• [RECORDS PROVIDED]:
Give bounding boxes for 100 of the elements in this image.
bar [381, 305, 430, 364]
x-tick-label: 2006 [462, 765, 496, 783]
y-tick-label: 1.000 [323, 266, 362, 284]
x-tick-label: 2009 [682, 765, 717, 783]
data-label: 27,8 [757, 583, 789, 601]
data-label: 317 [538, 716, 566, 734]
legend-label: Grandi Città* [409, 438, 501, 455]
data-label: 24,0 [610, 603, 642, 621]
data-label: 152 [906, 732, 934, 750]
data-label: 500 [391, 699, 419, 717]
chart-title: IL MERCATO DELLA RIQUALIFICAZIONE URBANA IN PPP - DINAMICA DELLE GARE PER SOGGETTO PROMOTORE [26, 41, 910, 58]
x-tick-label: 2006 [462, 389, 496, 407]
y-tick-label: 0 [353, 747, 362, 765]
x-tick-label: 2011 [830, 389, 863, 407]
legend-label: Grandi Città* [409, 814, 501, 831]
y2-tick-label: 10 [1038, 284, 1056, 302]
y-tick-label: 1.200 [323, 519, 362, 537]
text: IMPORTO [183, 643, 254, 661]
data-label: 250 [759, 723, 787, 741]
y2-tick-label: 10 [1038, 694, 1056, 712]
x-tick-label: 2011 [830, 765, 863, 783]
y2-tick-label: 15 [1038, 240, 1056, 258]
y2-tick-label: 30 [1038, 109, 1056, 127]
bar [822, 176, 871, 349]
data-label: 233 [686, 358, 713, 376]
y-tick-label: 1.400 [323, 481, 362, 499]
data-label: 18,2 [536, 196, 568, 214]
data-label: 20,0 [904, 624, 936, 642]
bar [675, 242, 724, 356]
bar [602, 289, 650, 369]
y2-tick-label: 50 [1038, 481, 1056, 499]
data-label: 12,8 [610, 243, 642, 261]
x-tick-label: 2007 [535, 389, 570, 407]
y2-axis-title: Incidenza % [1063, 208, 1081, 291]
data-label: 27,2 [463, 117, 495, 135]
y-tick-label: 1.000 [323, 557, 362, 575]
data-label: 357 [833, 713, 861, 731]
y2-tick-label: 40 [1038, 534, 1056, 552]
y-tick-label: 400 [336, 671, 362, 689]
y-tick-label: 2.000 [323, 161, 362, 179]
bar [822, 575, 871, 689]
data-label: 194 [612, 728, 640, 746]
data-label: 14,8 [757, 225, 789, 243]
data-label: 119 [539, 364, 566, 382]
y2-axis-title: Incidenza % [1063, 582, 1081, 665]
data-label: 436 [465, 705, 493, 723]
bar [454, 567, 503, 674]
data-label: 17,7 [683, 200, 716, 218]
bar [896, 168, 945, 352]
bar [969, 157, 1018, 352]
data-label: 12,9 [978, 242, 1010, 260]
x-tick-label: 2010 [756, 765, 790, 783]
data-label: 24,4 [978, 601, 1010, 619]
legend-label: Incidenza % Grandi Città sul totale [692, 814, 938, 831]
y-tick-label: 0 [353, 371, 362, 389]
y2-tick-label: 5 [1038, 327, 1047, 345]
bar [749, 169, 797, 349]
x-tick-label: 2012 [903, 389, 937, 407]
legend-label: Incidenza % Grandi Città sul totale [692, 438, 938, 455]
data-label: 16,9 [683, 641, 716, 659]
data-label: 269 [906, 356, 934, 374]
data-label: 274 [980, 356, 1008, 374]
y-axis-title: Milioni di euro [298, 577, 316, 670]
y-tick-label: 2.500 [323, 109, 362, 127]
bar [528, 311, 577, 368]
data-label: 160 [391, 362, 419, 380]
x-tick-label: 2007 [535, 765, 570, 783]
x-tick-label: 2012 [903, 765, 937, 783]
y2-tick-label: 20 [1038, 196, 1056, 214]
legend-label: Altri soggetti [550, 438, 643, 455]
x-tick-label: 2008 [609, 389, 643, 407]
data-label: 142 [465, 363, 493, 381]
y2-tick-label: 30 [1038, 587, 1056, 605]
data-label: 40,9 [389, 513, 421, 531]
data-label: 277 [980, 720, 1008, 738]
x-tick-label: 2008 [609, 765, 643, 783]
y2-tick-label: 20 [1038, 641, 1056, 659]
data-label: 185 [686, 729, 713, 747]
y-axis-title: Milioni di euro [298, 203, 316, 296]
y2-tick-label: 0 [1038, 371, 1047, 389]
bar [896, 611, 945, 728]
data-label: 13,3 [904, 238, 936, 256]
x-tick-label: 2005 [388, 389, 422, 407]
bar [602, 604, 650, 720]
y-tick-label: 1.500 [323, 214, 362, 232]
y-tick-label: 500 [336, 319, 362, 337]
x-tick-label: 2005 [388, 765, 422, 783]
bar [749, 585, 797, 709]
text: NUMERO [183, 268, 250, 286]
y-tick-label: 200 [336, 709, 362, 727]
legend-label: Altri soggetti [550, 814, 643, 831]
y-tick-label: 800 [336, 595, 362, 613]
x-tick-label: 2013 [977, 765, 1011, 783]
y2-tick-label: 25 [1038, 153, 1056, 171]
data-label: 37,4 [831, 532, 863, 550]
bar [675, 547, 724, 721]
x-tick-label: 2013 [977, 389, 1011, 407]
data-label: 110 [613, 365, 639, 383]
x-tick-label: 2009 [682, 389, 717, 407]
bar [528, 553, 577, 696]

• [WHAT YOU SHOULD DO]: Copy out the records above verbatim, line for line.

• [CORRECT RESPONSE]:
Give bounding boxes for 100 of the elements in this image.
bar [381, 305, 430, 364]
x-tick-label: 2006 [462, 765, 496, 783]
y-tick-label: 1.000 [323, 266, 362, 284]
x-tick-label: 2009 [682, 765, 717, 783]
data-label: 27,8 [757, 583, 789, 601]
data-label: 317 [538, 716, 566, 734]
legend-label: Grandi Città* [409, 438, 501, 455]
data-label: 24,0 [610, 603, 642, 621]
data-label: 152 [906, 732, 934, 750]
data-label: 500 [391, 699, 419, 717]
chart-title: IL MERCATO DELLA RIQUALIFICAZIONE URBANA IN PPP - DINAMICA DELLE GARE PER SOGGETTO PROMOTORE [26, 41, 910, 58]
x-tick-label: 2006 [462, 389, 496, 407]
y-tick-label: 0 [353, 747, 362, 765]
x-tick-label: 2011 [830, 389, 863, 407]
legend-label: Grandi Città* [409, 814, 501, 831]
y2-tick-label: 10 [1038, 284, 1056, 302]
y-tick-label: 1.200 [323, 519, 362, 537]
text: IMPORTO [183, 643, 254, 661]
data-label: 250 [759, 723, 787, 741]
y2-tick-label: 10 [1038, 694, 1056, 712]
x-tick-label: 2011 [830, 765, 863, 783]
y2-tick-label: 15 [1038, 240, 1056, 258]
y2-tick-label: 30 [1038, 109, 1056, 127]
bar [822, 176, 871, 349]
data-label: 233 [686, 358, 713, 376]
y-tick-label: 1.400 [323, 481, 362, 499]
data-label: 18,2 [536, 196, 568, 214]
data-label: 20,0 [904, 624, 936, 642]
bar [675, 242, 724, 356]
bar [602, 289, 650, 369]
y2-tick-label: 50 [1038, 481, 1056, 499]
data-label: 12,8 [610, 243, 642, 261]
x-tick-label: 2007 [535, 389, 570, 407]
y2-axis-title: Incidenza % [1063, 208, 1081, 291]
data-label: 27,2 [463, 117, 495, 135]
y-tick-label: 1.000 [323, 557, 362, 575]
data-label: 357 [833, 713, 861, 731]
y2-tick-label: 40 [1038, 534, 1056, 552]
y-tick-label: 400 [336, 671, 362, 689]
y-tick-label: 2.000 [323, 161, 362, 179]
bar [822, 575, 871, 689]
data-label: 194 [612, 728, 640, 746]
data-label: 14,8 [757, 225, 789, 243]
data-label: 119 [539, 364, 566, 382]
y2-axis-title: Incidenza % [1063, 582, 1081, 665]
data-label: 436 [465, 705, 493, 723]
bar [454, 567, 503, 674]
data-label: 17,7 [683, 200, 716, 218]
bar [896, 168, 945, 352]
bar [969, 157, 1018, 352]
data-label: 12,9 [978, 242, 1010, 260]
x-tick-label: 2010 [756, 765, 790, 783]
data-label: 24,4 [978, 601, 1010, 619]
legend-label: Incidenza % Grandi Città sul totale [692, 814, 938, 831]
y-tick-label: 0 [353, 371, 362, 389]
y2-tick-label: 5 [1038, 327, 1047, 345]
bar [749, 169, 797, 349]
x-tick-label: 2012 [903, 389, 937, 407]
legend-label: Incidenza % Grandi Città sul totale [692, 438, 938, 455]
data-label: 16,9 [683, 641, 716, 659]
data-label: 269 [906, 356, 934, 374]
data-label: 274 [980, 356, 1008, 374]
y-axis-title: Milioni di euro [298, 577, 316, 670]
y-tick-label: 2.500 [323, 109, 362, 127]
bar [528, 311, 577, 368]
data-label: 160 [391, 362, 419, 380]
x-tick-label: 2007 [535, 765, 570, 783]
x-tick-label: 2012 [903, 765, 937, 783]
y2-tick-label: 20 [1038, 196, 1056, 214]
legend-label: Altri soggetti [550, 438, 643, 455]
x-tick-label: 2008 [609, 389, 643, 407]
data-label: 142 [465, 363, 493, 381]
y2-tick-label: 30 [1038, 587, 1056, 605]
data-label: 40,9 [389, 513, 421, 531]
data-label: 277 [980, 720, 1008, 738]
x-tick-label: 2008 [609, 765, 643, 783]
y2-tick-label: 20 [1038, 641, 1056, 659]
data-label: 185 [686, 729, 713, 747]
y-axis-title: Milioni di euro [298, 203, 316, 296]
y2-tick-label: 0 [1038, 371, 1047, 389]
bar [896, 611, 945, 728]
data-label: 13,3 [904, 238, 936, 256]
x-tick-label: 2005 [388, 389, 422, 407]
bar [602, 604, 650, 720]
y-tick-label: 1.500 [323, 214, 362, 232]
y-tick-label: 500 [336, 319, 362, 337]
x-tick-label: 2005 [388, 765, 422, 783]
bar [749, 585, 797, 709]
text: NUMERO [183, 268, 250, 286]
y-tick-label: 200 [336, 709, 362, 727]
legend-label: Altri soggetti [550, 814, 643, 831]
y-tick-label: 800 [336, 595, 362, 613]
x-tick-label: 2013 [977, 765, 1011, 783]
y2-tick-label: 25 [1038, 153, 1056, 171]
data-label: 37,4 [831, 532, 863, 550]
bar [675, 547, 724, 721]
x-tick-label: 2013 [977, 389, 1011, 407]
data-label: 110 [613, 365, 639, 383]
x-tick-label: 2009 [682, 389, 717, 407]
bar [528, 553, 577, 696]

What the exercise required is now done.